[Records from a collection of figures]
:::

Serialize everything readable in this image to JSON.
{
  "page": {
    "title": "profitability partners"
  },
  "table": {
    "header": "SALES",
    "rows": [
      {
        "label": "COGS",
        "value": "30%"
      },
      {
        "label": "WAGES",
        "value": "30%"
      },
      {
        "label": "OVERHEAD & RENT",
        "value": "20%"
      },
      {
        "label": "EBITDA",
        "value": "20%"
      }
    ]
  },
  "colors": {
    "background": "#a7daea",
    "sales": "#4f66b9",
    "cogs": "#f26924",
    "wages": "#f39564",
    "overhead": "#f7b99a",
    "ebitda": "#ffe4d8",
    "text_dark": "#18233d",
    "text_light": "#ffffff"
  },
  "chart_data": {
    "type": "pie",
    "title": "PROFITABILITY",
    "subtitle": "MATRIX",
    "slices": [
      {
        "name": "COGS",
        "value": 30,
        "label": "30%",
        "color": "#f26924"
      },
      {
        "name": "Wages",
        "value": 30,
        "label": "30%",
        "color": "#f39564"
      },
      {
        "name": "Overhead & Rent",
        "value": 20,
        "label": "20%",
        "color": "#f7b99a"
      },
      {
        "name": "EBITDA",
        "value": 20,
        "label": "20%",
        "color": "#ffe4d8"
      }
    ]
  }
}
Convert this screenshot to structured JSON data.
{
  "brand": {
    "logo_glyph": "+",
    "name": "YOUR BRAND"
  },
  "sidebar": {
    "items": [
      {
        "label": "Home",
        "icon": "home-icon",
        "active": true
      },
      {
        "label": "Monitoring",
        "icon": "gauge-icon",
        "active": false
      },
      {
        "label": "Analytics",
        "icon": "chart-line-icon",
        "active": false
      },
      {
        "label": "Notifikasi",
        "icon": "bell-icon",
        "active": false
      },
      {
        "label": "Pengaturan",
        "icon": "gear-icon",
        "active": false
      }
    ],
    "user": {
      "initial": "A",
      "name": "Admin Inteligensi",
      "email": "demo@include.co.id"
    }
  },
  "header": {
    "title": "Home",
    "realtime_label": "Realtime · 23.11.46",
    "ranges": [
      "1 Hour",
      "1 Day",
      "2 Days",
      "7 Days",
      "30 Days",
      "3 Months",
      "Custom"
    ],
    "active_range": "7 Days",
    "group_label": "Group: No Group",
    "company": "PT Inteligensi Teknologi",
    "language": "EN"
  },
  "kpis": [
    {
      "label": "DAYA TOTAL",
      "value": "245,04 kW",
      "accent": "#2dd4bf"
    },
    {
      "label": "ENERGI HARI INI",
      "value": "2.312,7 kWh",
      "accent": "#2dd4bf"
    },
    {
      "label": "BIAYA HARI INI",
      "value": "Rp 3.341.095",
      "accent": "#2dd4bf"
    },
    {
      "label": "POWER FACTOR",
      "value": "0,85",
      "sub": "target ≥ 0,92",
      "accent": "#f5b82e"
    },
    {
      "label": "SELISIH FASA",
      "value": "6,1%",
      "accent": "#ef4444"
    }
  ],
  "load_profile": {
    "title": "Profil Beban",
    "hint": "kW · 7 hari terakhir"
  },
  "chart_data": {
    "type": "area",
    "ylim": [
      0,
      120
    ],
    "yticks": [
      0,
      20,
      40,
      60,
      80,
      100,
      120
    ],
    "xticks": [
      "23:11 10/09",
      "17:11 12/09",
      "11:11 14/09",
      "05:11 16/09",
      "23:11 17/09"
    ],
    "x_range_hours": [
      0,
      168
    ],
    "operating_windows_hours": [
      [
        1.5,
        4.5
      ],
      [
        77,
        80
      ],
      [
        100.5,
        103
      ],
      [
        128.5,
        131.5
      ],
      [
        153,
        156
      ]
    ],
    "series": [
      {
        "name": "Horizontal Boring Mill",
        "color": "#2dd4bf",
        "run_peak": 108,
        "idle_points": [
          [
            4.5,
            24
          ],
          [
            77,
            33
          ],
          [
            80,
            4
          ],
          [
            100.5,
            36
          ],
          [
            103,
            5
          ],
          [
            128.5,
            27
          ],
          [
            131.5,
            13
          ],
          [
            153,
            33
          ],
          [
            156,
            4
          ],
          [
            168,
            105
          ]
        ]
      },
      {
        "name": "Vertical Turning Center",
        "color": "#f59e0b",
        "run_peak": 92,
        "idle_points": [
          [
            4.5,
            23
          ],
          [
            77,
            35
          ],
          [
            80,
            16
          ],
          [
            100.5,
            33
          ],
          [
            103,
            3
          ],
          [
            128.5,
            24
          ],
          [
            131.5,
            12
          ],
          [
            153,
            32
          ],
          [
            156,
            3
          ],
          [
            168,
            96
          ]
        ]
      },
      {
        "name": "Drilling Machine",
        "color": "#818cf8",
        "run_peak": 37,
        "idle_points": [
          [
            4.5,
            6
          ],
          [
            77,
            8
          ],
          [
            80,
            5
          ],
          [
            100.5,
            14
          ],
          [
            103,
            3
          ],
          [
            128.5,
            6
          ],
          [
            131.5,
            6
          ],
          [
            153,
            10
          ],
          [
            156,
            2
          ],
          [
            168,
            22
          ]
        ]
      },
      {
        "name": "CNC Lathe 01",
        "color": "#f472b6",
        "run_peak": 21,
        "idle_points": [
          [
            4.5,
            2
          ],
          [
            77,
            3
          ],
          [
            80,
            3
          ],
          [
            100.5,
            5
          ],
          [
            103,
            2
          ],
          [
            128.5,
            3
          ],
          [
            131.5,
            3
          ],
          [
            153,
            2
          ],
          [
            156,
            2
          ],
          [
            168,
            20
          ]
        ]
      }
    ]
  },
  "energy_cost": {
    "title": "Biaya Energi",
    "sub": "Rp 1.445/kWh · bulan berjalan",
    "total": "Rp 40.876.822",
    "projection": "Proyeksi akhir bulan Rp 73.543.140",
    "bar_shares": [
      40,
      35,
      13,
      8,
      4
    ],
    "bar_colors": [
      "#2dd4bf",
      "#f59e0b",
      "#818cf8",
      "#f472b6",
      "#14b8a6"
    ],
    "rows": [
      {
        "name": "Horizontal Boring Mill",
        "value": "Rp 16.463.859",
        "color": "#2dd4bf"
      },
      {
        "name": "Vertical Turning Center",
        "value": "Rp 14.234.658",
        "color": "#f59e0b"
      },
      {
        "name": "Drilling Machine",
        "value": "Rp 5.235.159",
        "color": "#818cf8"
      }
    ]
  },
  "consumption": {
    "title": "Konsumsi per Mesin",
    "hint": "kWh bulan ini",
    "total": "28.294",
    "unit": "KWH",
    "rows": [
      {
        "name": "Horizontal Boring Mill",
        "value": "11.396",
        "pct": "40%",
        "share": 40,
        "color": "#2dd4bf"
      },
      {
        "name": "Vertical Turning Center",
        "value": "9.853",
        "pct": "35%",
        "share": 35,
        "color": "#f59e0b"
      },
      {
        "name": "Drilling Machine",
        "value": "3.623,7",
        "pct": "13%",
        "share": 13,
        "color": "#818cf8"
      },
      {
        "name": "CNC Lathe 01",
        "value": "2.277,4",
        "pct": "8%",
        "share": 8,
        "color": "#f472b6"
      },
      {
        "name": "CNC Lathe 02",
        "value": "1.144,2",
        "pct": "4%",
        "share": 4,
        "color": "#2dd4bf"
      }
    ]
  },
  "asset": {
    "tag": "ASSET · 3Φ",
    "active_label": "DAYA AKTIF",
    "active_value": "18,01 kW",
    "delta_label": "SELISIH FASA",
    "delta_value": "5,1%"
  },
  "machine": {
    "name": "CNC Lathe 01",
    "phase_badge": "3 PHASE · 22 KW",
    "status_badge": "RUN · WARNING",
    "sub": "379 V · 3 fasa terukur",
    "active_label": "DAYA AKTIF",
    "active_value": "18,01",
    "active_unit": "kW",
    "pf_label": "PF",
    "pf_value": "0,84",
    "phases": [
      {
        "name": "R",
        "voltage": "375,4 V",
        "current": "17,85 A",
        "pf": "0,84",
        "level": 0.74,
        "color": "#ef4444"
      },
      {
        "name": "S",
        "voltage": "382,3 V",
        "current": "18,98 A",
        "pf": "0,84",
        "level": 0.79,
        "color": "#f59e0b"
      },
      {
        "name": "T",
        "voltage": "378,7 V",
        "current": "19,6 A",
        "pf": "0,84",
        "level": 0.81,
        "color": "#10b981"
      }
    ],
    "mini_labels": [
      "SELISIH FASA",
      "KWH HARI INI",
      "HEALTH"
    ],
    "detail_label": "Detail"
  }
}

:::

• _WHAT YOU HAVE TO DO_
Search the data above for lines holding "icon" and copy each of them.

• _ANSWER FOR THE TASK_
        "icon": "home-icon",
        "icon": "gauge-icon",
        "icon": "chart-line-icon",
        "icon": "bell-icon",
        "icon": "gear-icon",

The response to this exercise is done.